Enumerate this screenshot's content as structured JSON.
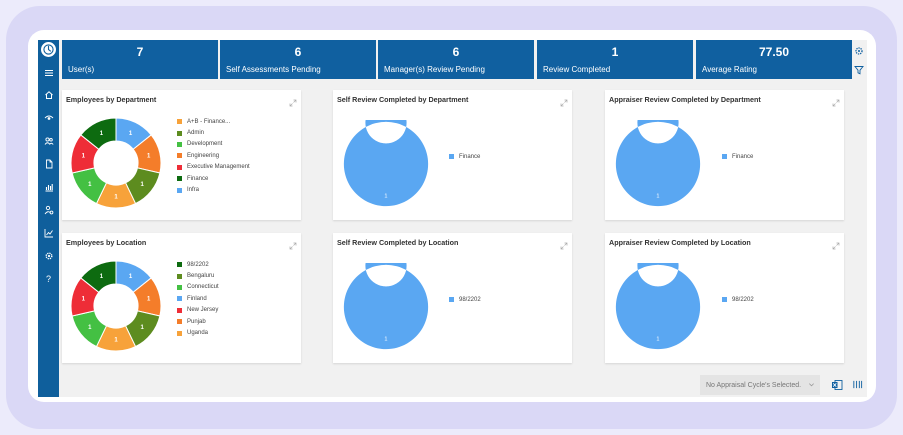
{
  "sidebar": {
    "items": [
      {
        "icon": "home-icon"
      },
      {
        "icon": "eye-icon"
      },
      {
        "icon": "users-icon"
      },
      {
        "icon": "document-icon"
      },
      {
        "icon": "bar-chart-icon"
      },
      {
        "icon": "person-gear-icon"
      },
      {
        "icon": "trend-icon"
      },
      {
        "icon": "gear-icon"
      },
      {
        "icon": "help-icon",
        "label": "?"
      }
    ]
  },
  "kpis": [
    {
      "value": "7",
      "label": "User(s)"
    },
    {
      "value": "6",
      "label": "Self Assessments Pending"
    },
    {
      "value": "6",
      "label": "Manager(s) Review Pending"
    },
    {
      "value": "1",
      "label": "Review Completed"
    },
    {
      "value": "77.50",
      "label": "Average Rating"
    }
  ],
  "colors": {
    "blue": "#5aa7f2",
    "orange": "#f7a23a",
    "olive": "#5d8c1f",
    "green": "#44c043",
    "red": "#ee2d37",
    "darkgreen": "#0d6b10",
    "navy": "#1060a0",
    "darkorange": "#f47d2a"
  },
  "cards": {
    "emp_dept": {
      "title": "Employees by Department"
    },
    "self_dept": {
      "title": "Self Review Completed by Department"
    },
    "appr_dept": {
      "title": "Appraiser Review Completed by Department"
    },
    "emp_loc": {
      "title": "Employees by Location"
    },
    "self_loc": {
      "title": "Self Review Completed by Location"
    },
    "appr_loc": {
      "title": "Appraiser Review Completed by Location"
    }
  },
  "footer": {
    "cycle_placeholder": "No Appraisal Cycle's Selected."
  },
  "chart_data": [
    {
      "type": "pie",
      "title": "Employees by Department",
      "labels": [
        "A+B - Finance...",
        "Admin",
        "Development",
        "Engineering",
        "Executive Management",
        "Finance",
        "Infra"
      ],
      "values": [
        1,
        1,
        1,
        1,
        1,
        1,
        1
      ],
      "colors": [
        "#f7a23a",
        "#5d8c1f",
        "#44c043",
        "#f47d2a",
        "#ee2d37",
        "#0d6b10",
        "#5aa7f2"
      ],
      "slice_order": [
        "Infra",
        "Engineering",
        "Admin",
        "A+B - Finance...",
        "Development",
        "Executive Management",
        "Finance"
      ],
      "legend": "right"
    },
    {
      "type": "pie",
      "title": "Self Review Completed by Department",
      "labels": [
        "Finance"
      ],
      "values": [
        1
      ],
      "colors": [
        "#5aa7f2"
      ],
      "legend": "right"
    },
    {
      "type": "pie",
      "title": "Appraiser Review Completed by Department",
      "labels": [
        "Finance"
      ],
      "values": [
        1
      ],
      "colors": [
        "#5aa7f2"
      ],
      "legend": "right"
    },
    {
      "type": "pie",
      "title": "Employees by Location",
      "labels": [
        "98/2202",
        "Bengaluru",
        "Connecticut",
        "Finland",
        "New Jersey",
        "Punjab",
        "Uganda"
      ],
      "values": [
        1,
        1,
        1,
        1,
        1,
        1,
        1
      ],
      "colors": [
        "#0d6b10",
        "#5d8c1f",
        "#44c043",
        "#5aa7f2",
        "#ee2d37",
        "#f47d2a",
        "#f7a23a"
      ],
      "slice_order": [
        "Finland",
        "Punjab",
        "Bengaluru",
        "Uganda",
        "Connecticut",
        "New Jersey",
        "98/2202"
      ],
      "legend": "right"
    },
    {
      "type": "pie",
      "title": "Self Review Completed by Location",
      "labels": [
        "98/2202"
      ],
      "values": [
        1
      ],
      "colors": [
        "#5aa7f2"
      ],
      "legend": "right"
    },
    {
      "type": "pie",
      "title": "Appraiser Review Completed by Location",
      "labels": [
        "98/2202"
      ],
      "values": [
        1
      ],
      "colors": [
        "#5aa7f2"
      ],
      "legend": "right"
    }
  ]
}
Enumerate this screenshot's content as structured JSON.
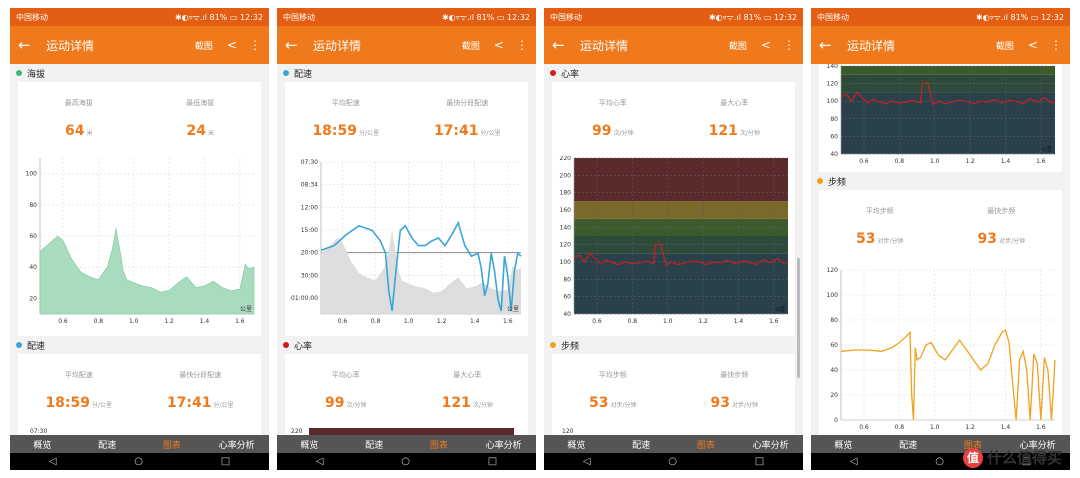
{
  "status": {
    "carrier": "中国移动",
    "icons": "✱◐▿ᯤ.ıl 81% ▭",
    "time": "12:32"
  },
  "appbar": {
    "title": "运动详情",
    "screenshot_label": "截图"
  },
  "tabs": [
    "概览",
    "配速",
    "图表",
    "心率分析"
  ],
  "active_tab_index": 2,
  "colors": {
    "brand": "#f07a1b",
    "status_bar": "#e35d12",
    "altitude": "#a9dcbf",
    "pace": "#3aa6d8",
    "heart_rate": "#cc1e1e",
    "cadence": "#f0a21b"
  },
  "sections": {
    "altitude": {
      "title": "海拔",
      "avg_label": "最高海拔",
      "avg_value": "64",
      "avg_unit": "米",
      "max_label": "最低海拔",
      "max_value": "24",
      "max_unit": "米"
    },
    "pace": {
      "title": "配速",
      "avg_label": "平均配速",
      "avg_value": "18:59",
      "avg_unit": "分/公里",
      "max_label": "最快分段配速",
      "max_value": "17:41",
      "max_unit": "分/公里"
    },
    "heart_rate": {
      "title": "心率",
      "avg_label": "平均心率",
      "avg_value": "99",
      "avg_unit": "次/分钟",
      "max_label": "最大心率",
      "max_value": "121",
      "max_unit": "次/分钟"
    },
    "cadence": {
      "title": "步频",
      "avg_label": "平均步频",
      "avg_value": "53",
      "avg_unit": "对步/分钟",
      "max_label": "最快步频",
      "max_value": "93",
      "max_unit": "对步/分钟"
    }
  },
  "axis_unit": "公里",
  "chart_data": [
    {
      "type": "area",
      "name": "altitude",
      "y_ticks": [
        "100",
        "80",
        "60",
        "40",
        "20"
      ],
      "x_ticks": [
        "0.6",
        "0.8",
        "1.0",
        "1.2",
        "1.4",
        "1.6"
      ],
      "xlim": [
        0.47,
        1.68
      ],
      "ylim": [
        10,
        110
      ],
      "x": [
        0.47,
        0.52,
        0.57,
        0.6,
        0.65,
        0.7,
        0.75,
        0.8,
        0.85,
        0.88,
        0.9,
        0.92,
        0.94,
        0.96,
        1.0,
        1.05,
        1.1,
        1.15,
        1.2,
        1.25,
        1.3,
        1.35,
        1.4,
        1.45,
        1.5,
        1.55,
        1.6,
        1.63,
        1.65,
        1.68
      ],
      "y": [
        50,
        55,
        60,
        57,
        45,
        37,
        34,
        32,
        40,
        52,
        65,
        52,
        38,
        32,
        30,
        28,
        27,
        24,
        25,
        30,
        34,
        27,
        28,
        31,
        27,
        25,
        26,
        42,
        39,
        40
      ]
    },
    {
      "type": "line",
      "name": "pace",
      "y_ticks": [
        "07:30",
        "08:34",
        "12:00",
        "15:00",
        "20:00",
        "30:00",
        "01:00:00"
      ],
      "x_ticks": [
        "0.6",
        "0.8",
        "1.0",
        "1.2",
        "1.4",
        "1.6"
      ],
      "xlim": [
        0.47,
        1.68
      ],
      "x": [
        0.47,
        0.55,
        0.62,
        0.7,
        0.78,
        0.83,
        0.86,
        0.88,
        0.9,
        0.92,
        0.95,
        0.98,
        1.02,
        1.06,
        1.1,
        1.14,
        1.18,
        1.22,
        1.26,
        1.3,
        1.34,
        1.38,
        1.42,
        1.44,
        1.46,
        1.48,
        1.5,
        1.52,
        1.54,
        1.56,
        1.58,
        1.6,
        1.62,
        1.64,
        1.66,
        1.68
      ],
      "y_pos": [
        0.58,
        0.55,
        0.48,
        0.42,
        0.45,
        0.52,
        0.6,
        0.85,
        0.98,
        0.75,
        0.45,
        0.42,
        0.5,
        0.55,
        0.55,
        0.52,
        0.5,
        0.55,
        0.48,
        0.4,
        0.55,
        0.62,
        0.6,
        0.7,
        0.88,
        0.8,
        0.6,
        0.72,
        0.9,
        0.98,
        0.62,
        0.75,
        0.98,
        0.72,
        0.6,
        0.62
      ],
      "ref_line_label": "20:00"
    },
    {
      "type": "line",
      "name": "heart_rate",
      "y_ticks": [
        "220",
        "200",
        "180",
        "160",
        "140",
        "120",
        "100",
        "80",
        "60",
        "40"
      ],
      "x_ticks": [
        "0.6",
        "0.8",
        "1.0",
        "1.2",
        "1.4",
        "1.6"
      ],
      "xlim": [
        0.47,
        1.68
      ],
      "ylim": [
        40,
        220
      ],
      "zones": [
        {
          "from": 170,
          "to": 220,
          "color": "#5a2a2a"
        },
        {
          "from": 150,
          "to": 170,
          "color": "#7a6a2a"
        },
        {
          "from": 130,
          "to": 150,
          "color": "#3d5a2a"
        },
        {
          "from": 110,
          "to": 130,
          "color": "#2d4a3a"
        },
        {
          "from": 40,
          "to": 110,
          "color": "#2a404a"
        }
      ],
      "x": [
        0.47,
        0.5,
        0.53,
        0.56,
        0.59,
        0.62,
        0.65,
        0.68,
        0.72,
        0.76,
        0.8,
        0.84,
        0.88,
        0.92,
        0.93,
        0.96,
        0.99,
        1.02,
        1.06,
        1.1,
        1.14,
        1.18,
        1.22,
        1.26,
        1.3,
        1.34,
        1.38,
        1.42,
        1.46,
        1.5,
        1.54,
        1.58,
        1.62,
        1.66,
        1.68
      ],
      "y": [
        105,
        108,
        100,
        110,
        104,
        98,
        102,
        100,
        97,
        100,
        98,
        99,
        101,
        98,
        120,
        121,
        96,
        100,
        97,
        99,
        101,
        100,
        97,
        100,
        99,
        102,
        98,
        101,
        100,
        97,
        103,
        99,
        104,
        98,
        100
      ]
    },
    {
      "type": "line",
      "name": "cadence",
      "y_ticks": [
        "120",
        "100",
        "80",
        "60",
        "40",
        "20",
        "0"
      ],
      "x_ticks": [
        "0.6",
        "0.8",
        "1.0",
        "1.2",
        "1.4",
        "1.6"
      ],
      "xlim": [
        0.47,
        1.68
      ],
      "ylim": [
        0,
        120
      ],
      "x": [
        0.47,
        0.55,
        0.62,
        0.7,
        0.76,
        0.8,
        0.84,
        0.86,
        0.87,
        0.88,
        0.89,
        0.9,
        0.92,
        0.95,
        0.98,
        1.02,
        1.06,
        1.1,
        1.14,
        1.18,
        1.22,
        1.26,
        1.3,
        1.34,
        1.38,
        1.4,
        1.42,
        1.44,
        1.46,
        1.48,
        1.5,
        1.52,
        1.54,
        1.56,
        1.58,
        1.6,
        1.62,
        1.64,
        1.66,
        1.68
      ],
      "y": [
        55,
        56,
        56,
        55,
        58,
        62,
        67,
        70,
        20,
        0,
        58,
        48,
        50,
        60,
        62,
        52,
        48,
        56,
        64,
        56,
        48,
        40,
        45,
        60,
        70,
        72,
        62,
        30,
        0,
        48,
        55,
        40,
        0,
        53,
        45,
        0,
        50,
        40,
        0,
        48
      ]
    }
  ]
}
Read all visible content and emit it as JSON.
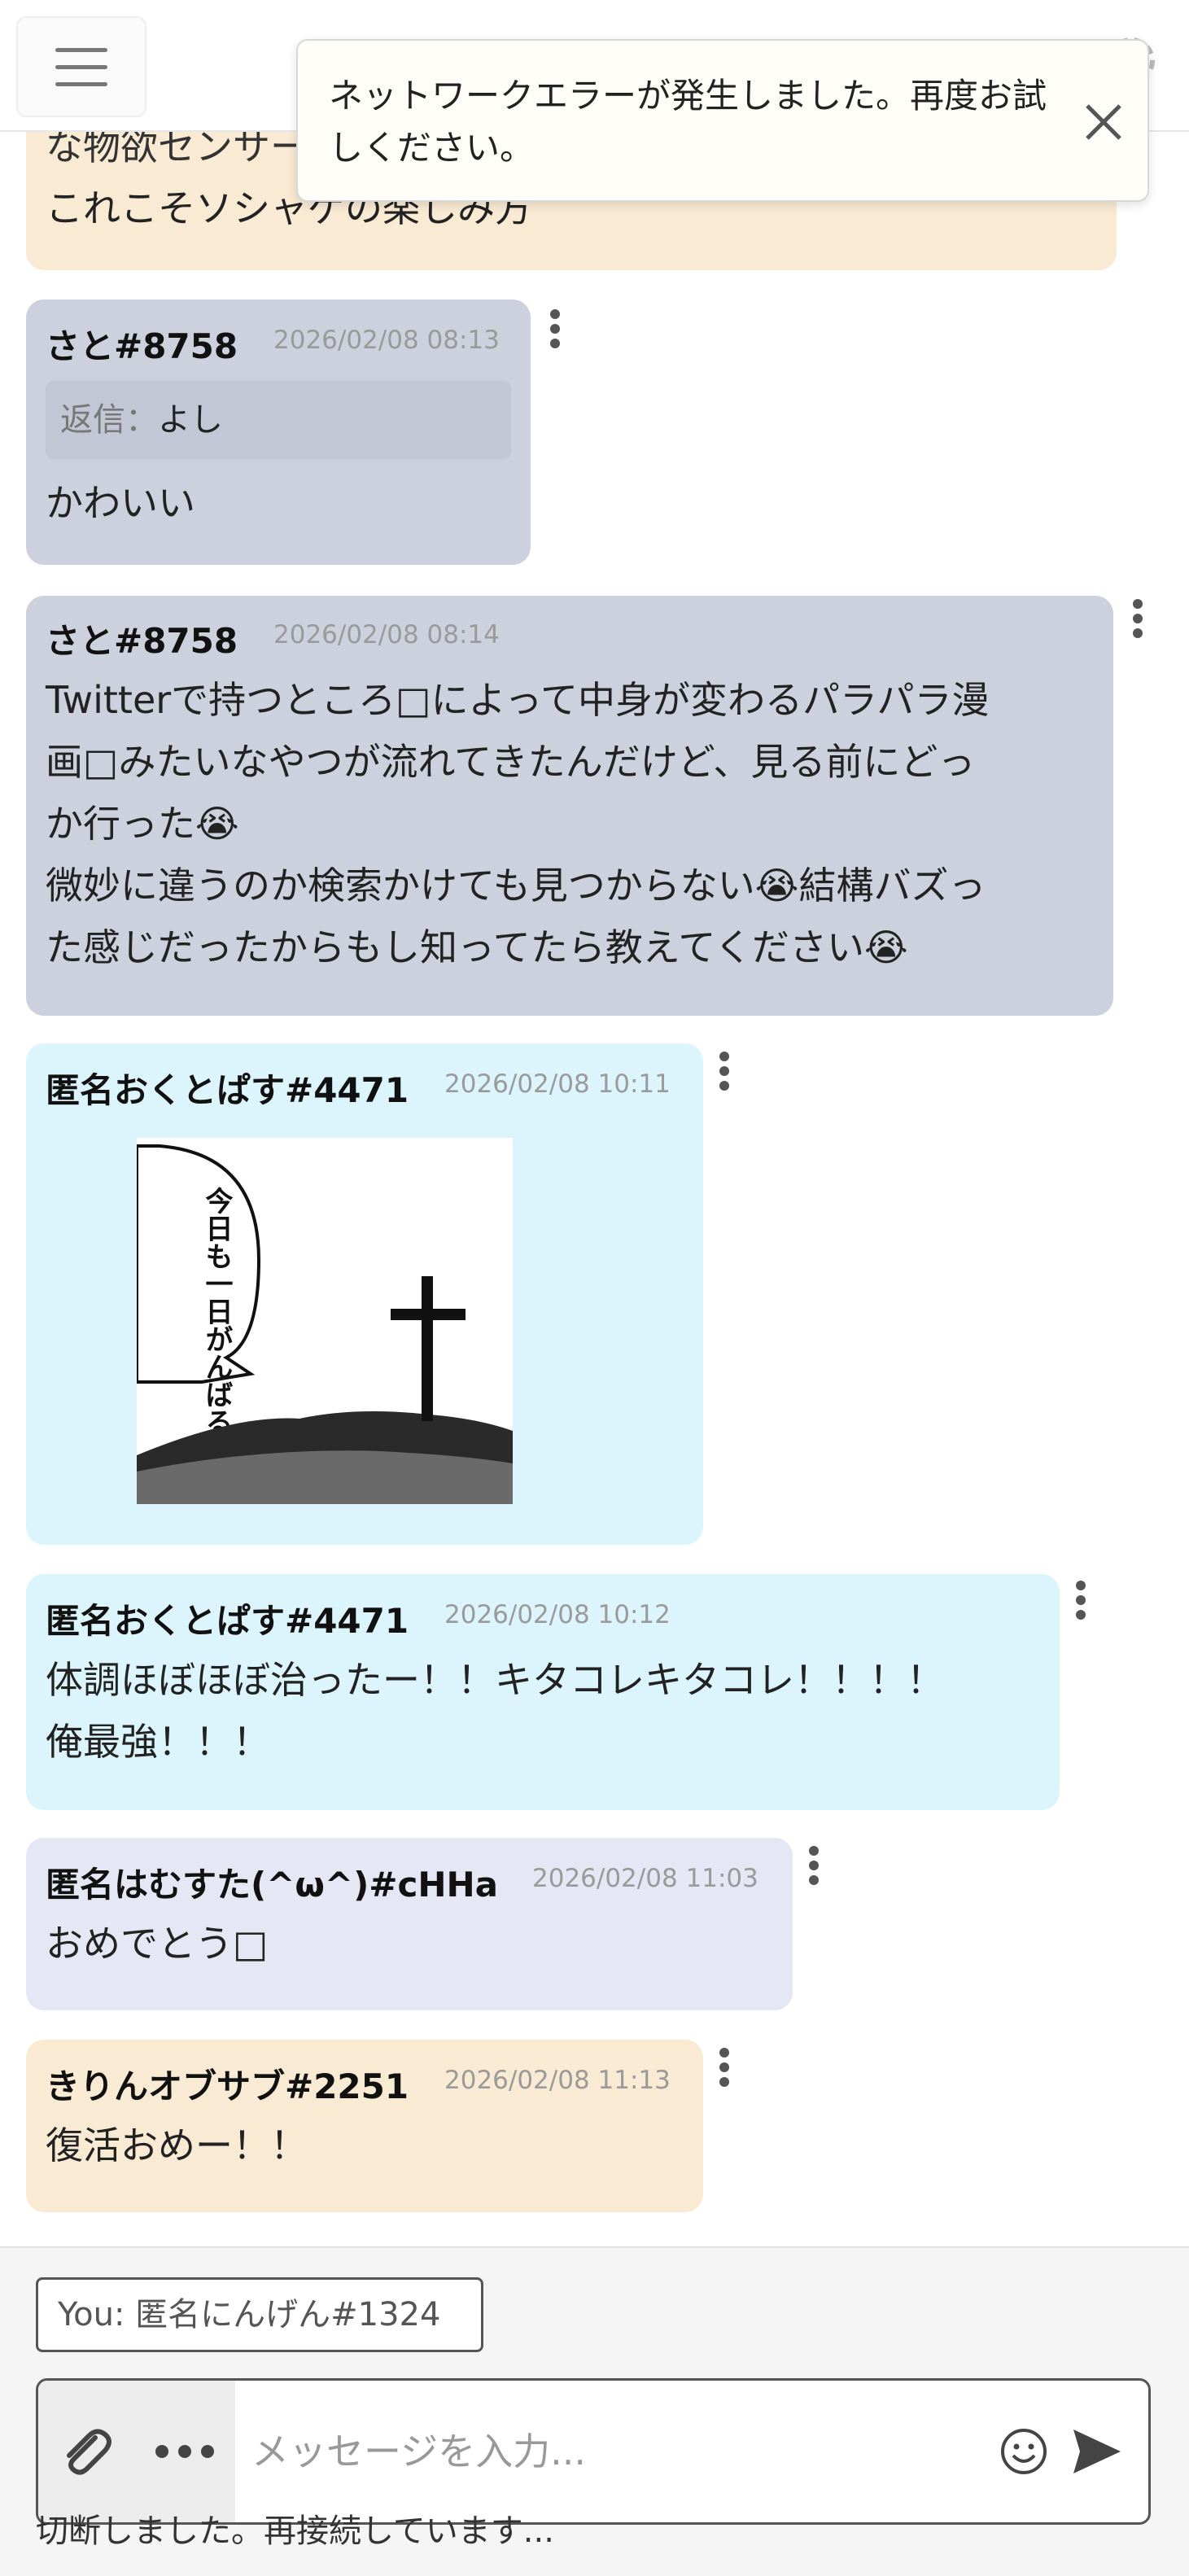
{
  "toast": {
    "message": "ネットワークエラーが発生しました。再度お試しください。"
  },
  "partial_message": {
    "line1": "な物欲センサーとかほし治から脱却する",
    "line2": "これこそソシャゲの楽しみ方"
  },
  "messages": [
    {
      "name": "さと#8758",
      "time": "2026/02/08 08:13",
      "reply_label": "返信：",
      "reply_to": "よし",
      "lines": [
        "かわいい"
      ]
    },
    {
      "name": "さと#8758",
      "time": "2026/02/08 08:14",
      "lines": [
        "Twitterで持つところ□によって中身が変わるパラパラ漫",
        "画□みたいなやつが流れてきたんだけど、見る前にどっ",
        "か行った😭",
        "微妙に違うのか検索かけても見つからない😭結構バズっ",
        "た感じだったからもし知ってたら教えてください😭"
      ]
    },
    {
      "name": "匿名おくとぱす#4471",
      "time": "2026/02/08 10:11",
      "image_text": "今日も一日がんばるぞい！"
    },
    {
      "name": "匿名おくとぱす#4471",
      "time": "2026/02/08 10:12",
      "lines": [
        "体調ほぼほぼ治ったー！！キタコレキタコレ！！！！",
        "俺最強！！！"
      ]
    },
    {
      "name": "匿名はむすた(^ω^)#cHHa",
      "time": "2026/02/08 11:03",
      "lines": [
        "おめでとう□"
      ]
    },
    {
      "name": "きりんオブサブ#2251",
      "time": "2026/02/08 11:13",
      "lines": [
        "復活おめー！！"
      ]
    }
  ],
  "composer": {
    "you_label": "You: 匿名にんげん#1324",
    "placeholder": "メッセージを入力...",
    "status": "切断しました。再接続しています..."
  }
}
------------------------------
# [SET TASK]
Copy every line of the listing that contains the word "Location".

# [ANSWER TO THE PROBLEM]
      "title": "Employees by Location"
      "title": "Self Review Completed by Location"
      "title": "Appraiser Review Completed by Location"
      "title": "Employees by Location",
      "title": "Self Review Completed by Location",
      "title": "Appraiser Review Completed by Location",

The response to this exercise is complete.